■ **Aim**:
Isolate every line in the data with the string "etenemisestä" and copy it.

>>>>>

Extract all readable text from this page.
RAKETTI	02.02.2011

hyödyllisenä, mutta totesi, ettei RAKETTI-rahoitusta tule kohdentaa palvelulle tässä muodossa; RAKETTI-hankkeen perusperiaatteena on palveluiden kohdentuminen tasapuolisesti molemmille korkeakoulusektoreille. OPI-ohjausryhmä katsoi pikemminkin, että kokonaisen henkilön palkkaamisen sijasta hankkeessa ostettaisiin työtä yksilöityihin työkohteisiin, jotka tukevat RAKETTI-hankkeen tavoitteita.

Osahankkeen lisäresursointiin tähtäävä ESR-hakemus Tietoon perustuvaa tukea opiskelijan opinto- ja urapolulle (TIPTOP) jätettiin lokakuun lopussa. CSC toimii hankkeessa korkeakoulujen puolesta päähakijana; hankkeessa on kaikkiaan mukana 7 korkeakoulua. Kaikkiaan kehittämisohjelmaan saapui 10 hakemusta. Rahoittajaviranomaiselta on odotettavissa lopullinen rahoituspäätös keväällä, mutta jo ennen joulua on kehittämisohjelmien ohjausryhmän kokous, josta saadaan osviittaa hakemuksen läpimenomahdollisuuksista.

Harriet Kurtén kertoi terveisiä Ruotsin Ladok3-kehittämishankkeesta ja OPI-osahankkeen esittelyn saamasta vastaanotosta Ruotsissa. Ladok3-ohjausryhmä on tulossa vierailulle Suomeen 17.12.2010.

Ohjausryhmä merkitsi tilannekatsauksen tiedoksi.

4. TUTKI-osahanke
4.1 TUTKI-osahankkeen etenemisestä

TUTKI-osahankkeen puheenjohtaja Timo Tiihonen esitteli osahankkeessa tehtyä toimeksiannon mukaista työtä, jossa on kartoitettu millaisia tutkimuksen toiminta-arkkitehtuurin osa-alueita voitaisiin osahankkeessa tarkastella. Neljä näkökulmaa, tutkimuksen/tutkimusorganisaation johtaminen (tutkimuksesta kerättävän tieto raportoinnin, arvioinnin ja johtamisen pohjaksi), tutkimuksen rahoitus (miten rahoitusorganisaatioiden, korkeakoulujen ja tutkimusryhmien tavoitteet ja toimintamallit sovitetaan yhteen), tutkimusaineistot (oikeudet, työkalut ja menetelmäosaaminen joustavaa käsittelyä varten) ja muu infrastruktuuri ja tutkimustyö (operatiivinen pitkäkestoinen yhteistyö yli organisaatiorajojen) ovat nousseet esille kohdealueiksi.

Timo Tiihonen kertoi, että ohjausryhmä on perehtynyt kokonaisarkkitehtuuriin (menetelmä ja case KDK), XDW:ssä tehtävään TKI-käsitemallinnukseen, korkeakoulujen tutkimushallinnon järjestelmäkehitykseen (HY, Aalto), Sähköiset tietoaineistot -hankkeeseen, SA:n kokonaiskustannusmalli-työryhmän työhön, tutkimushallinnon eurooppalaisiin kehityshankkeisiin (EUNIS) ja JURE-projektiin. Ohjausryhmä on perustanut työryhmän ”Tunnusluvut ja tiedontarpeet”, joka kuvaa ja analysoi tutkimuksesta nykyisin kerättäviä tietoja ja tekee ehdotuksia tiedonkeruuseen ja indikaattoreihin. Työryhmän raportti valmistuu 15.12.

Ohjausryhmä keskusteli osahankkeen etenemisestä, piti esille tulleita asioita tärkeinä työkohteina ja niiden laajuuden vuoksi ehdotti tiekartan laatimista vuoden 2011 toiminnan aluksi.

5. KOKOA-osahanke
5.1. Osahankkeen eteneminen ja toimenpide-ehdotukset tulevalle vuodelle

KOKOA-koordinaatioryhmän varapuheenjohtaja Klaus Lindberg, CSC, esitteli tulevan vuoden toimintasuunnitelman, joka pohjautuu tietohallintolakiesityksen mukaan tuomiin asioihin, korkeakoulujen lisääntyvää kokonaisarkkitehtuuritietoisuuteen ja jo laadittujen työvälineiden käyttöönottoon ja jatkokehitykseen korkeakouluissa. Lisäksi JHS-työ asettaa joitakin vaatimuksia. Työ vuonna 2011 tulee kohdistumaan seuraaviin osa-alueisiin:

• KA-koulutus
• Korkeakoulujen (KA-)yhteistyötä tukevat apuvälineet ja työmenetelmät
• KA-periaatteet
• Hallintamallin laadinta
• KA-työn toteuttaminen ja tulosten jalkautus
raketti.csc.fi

<<<<<

■ **Written solution**:
4.1 TUTKI-osahankkeen etenemisestä
Ohjausryhmä keskusteli osahankkeen etenemisestä, piti esille tulleita asioita tärkeinä työkohteina ja niiden laajuuden vuoksi ehdotti tiekartan laatimista vuoden 2011 toiminnan aluksi.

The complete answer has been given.